STATED GOAL: Set down each record exactly as written.

● ● ● ● ● ● ●

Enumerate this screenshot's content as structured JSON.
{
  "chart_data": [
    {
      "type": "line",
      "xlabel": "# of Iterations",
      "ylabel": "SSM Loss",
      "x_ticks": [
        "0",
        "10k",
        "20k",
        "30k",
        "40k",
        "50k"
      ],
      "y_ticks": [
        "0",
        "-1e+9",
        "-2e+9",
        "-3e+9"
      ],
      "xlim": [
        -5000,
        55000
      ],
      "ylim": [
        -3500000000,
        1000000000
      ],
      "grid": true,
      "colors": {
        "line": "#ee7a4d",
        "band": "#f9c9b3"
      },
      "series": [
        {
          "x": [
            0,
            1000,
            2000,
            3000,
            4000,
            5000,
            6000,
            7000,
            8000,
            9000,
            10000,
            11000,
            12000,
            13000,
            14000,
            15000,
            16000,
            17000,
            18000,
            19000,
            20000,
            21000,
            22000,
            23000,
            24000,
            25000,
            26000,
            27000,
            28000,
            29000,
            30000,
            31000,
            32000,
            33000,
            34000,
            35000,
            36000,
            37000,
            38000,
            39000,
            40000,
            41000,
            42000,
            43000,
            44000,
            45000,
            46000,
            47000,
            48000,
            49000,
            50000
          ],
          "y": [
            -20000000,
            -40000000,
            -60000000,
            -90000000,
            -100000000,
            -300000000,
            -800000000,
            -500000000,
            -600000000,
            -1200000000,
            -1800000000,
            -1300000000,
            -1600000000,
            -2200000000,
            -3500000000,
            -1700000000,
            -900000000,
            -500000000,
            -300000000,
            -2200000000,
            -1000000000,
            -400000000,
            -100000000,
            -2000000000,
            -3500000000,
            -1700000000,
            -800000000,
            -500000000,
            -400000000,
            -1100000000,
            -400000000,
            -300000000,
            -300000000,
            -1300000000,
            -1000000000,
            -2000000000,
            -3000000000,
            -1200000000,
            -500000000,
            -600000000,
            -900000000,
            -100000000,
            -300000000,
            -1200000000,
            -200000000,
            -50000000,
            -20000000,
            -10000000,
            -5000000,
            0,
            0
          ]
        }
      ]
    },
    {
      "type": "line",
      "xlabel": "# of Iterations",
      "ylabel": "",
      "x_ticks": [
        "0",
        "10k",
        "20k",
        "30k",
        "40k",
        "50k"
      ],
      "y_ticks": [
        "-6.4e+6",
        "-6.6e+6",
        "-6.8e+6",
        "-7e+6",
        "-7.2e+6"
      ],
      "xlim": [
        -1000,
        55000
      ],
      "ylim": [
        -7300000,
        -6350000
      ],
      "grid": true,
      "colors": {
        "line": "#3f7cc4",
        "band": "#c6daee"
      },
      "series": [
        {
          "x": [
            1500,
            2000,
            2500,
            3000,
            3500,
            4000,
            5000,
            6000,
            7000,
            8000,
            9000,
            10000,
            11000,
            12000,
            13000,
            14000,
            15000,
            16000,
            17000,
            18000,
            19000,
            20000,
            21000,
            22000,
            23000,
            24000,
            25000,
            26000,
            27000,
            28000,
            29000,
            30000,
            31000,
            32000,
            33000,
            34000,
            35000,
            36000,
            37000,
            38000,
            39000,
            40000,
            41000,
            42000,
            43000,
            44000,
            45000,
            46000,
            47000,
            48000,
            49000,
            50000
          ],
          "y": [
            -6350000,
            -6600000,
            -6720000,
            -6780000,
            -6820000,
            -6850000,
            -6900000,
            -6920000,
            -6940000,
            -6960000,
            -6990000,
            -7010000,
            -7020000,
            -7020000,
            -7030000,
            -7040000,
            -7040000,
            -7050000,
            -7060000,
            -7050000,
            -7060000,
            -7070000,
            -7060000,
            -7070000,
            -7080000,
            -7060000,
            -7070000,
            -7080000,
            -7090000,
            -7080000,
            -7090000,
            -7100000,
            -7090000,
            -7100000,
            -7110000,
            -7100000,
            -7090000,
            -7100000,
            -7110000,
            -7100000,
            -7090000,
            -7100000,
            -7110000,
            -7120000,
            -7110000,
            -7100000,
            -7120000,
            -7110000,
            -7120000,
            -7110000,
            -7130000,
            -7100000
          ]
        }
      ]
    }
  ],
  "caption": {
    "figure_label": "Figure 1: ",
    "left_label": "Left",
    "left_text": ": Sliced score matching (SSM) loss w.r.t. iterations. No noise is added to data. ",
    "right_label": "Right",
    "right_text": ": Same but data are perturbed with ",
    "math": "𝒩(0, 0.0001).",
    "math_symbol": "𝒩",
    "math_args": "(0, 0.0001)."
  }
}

● ● ● ● ● ● ●

FULL OUTPUT:
Enumerate this screenshot's content as structured JSON.
{
  "chart_data": [
    {
      "type": "line",
      "xlabel": "# of Iterations",
      "ylabel": "SSM Loss",
      "x_ticks": [
        "0",
        "10k",
        "20k",
        "30k",
        "40k",
        "50k"
      ],
      "y_ticks": [
        "0",
        "-1e+9",
        "-2e+9",
        "-3e+9"
      ],
      "xlim": [
        -5000,
        55000
      ],
      "ylim": [
        -3500000000,
        1000000000
      ],
      "grid": true,
      "colors": {
        "line": "#ee7a4d",
        "band": "#f9c9b3"
      },
      "series": [
        {
          "x": [
            0,
            1000,
            2000,
            3000,
            4000,
            5000,
            6000,
            7000,
            8000,
            9000,
            10000,
            11000,
            12000,
            13000,
            14000,
            15000,
            16000,
            17000,
            18000,
            19000,
            20000,
            21000,
            22000,
            23000,
            24000,
            25000,
            26000,
            27000,
            28000,
            29000,
            30000,
            31000,
            32000,
            33000,
            34000,
            35000,
            36000,
            37000,
            38000,
            39000,
            40000,
            41000,
            42000,
            43000,
            44000,
            45000,
            46000,
            47000,
            48000,
            49000,
            50000
          ],
          "y": [
            -20000000,
            -40000000,
            -60000000,
            -90000000,
            -100000000,
            -300000000,
            -800000000,
            -500000000,
            -600000000,
            -1200000000,
            -1800000000,
            -1300000000,
            -1600000000,
            -2200000000,
            -3500000000,
            -1700000000,
            -900000000,
            -500000000,
            -300000000,
            -2200000000,
            -1000000000,
            -400000000,
            -100000000,
            -2000000000,
            -3500000000,
            -1700000000,
            -800000000,
            -500000000,
            -400000000,
            -1100000000,
            -400000000,
            -300000000,
            -300000000,
            -1300000000,
            -1000000000,
            -2000000000,
            -3000000000,
            -1200000000,
            -500000000,
            -600000000,
            -900000000,
            -100000000,
            -300000000,
            -1200000000,
            -200000000,
            -50000000,
            -20000000,
            -10000000,
            -5000000,
            0,
            0
          ]
        }
      ]
    },
    {
      "type": "line",
      "xlabel": "# of Iterations",
      "ylabel": "",
      "x_ticks": [
        "0",
        "10k",
        "20k",
        "30k",
        "40k",
        "50k"
      ],
      "y_ticks": [
        "-6.4e+6",
        "-6.6e+6",
        "-6.8e+6",
        "-7e+6",
        "-7.2e+6"
      ],
      "xlim": [
        -1000,
        55000
      ],
      "ylim": [
        -7300000,
        -6350000
      ],
      "grid": true,
      "colors": {
        "line": "#3f7cc4",
        "band": "#c6daee"
      },
      "series": [
        {
          "x": [
            1500,
            2000,
            2500,
            3000,
            3500,
            4000,
            5000,
            6000,
            7000,
            8000,
            9000,
            10000,
            11000,
            12000,
            13000,
            14000,
            15000,
            16000,
            17000,
            18000,
            19000,
            20000,
            21000,
            22000,
            23000,
            24000,
            25000,
            26000,
            27000,
            28000,
            29000,
            30000,
            31000,
            32000,
            33000,
            34000,
            35000,
            36000,
            37000,
            38000,
            39000,
            40000,
            41000,
            42000,
            43000,
            44000,
            45000,
            46000,
            47000,
            48000,
            49000,
            50000
          ],
          "y": [
            -6350000,
            -6600000,
            -6720000,
            -6780000,
            -6820000,
            -6850000,
            -6900000,
            -6920000,
            -6940000,
            -6960000,
            -6990000,
            -7010000,
            -7020000,
            -7020000,
            -7030000,
            -7040000,
            -7040000,
            -7050000,
            -7060000,
            -7050000,
            -7060000,
            -7070000,
            -7060000,
            -7070000,
            -7080000,
            -7060000,
            -7070000,
            -7080000,
            -7090000,
            -7080000,
            -7090000,
            -7100000,
            -7090000,
            -7100000,
            -7110000,
            -7100000,
            -7090000,
            -7100000,
            -7110000,
            -7100000,
            -7090000,
            -7100000,
            -7110000,
            -7120000,
            -7110000,
            -7100000,
            -7120000,
            -7110000,
            -7120000,
            -7110000,
            -7130000,
            -7100000
          ]
        }
      ]
    }
  ],
  "caption": {
    "figure_label": "Figure 1: ",
    "left_label": "Left",
    "left_text": ": Sliced score matching (SSM) loss w.r.t. iterations. No noise is added to data. ",
    "right_label": "Right",
    "right_text": ": Same but data are perturbed with ",
    "math": "𝒩(0, 0.0001).",
    "math_symbol": "𝒩",
    "math_args": "(0, 0.0001)."
  }
}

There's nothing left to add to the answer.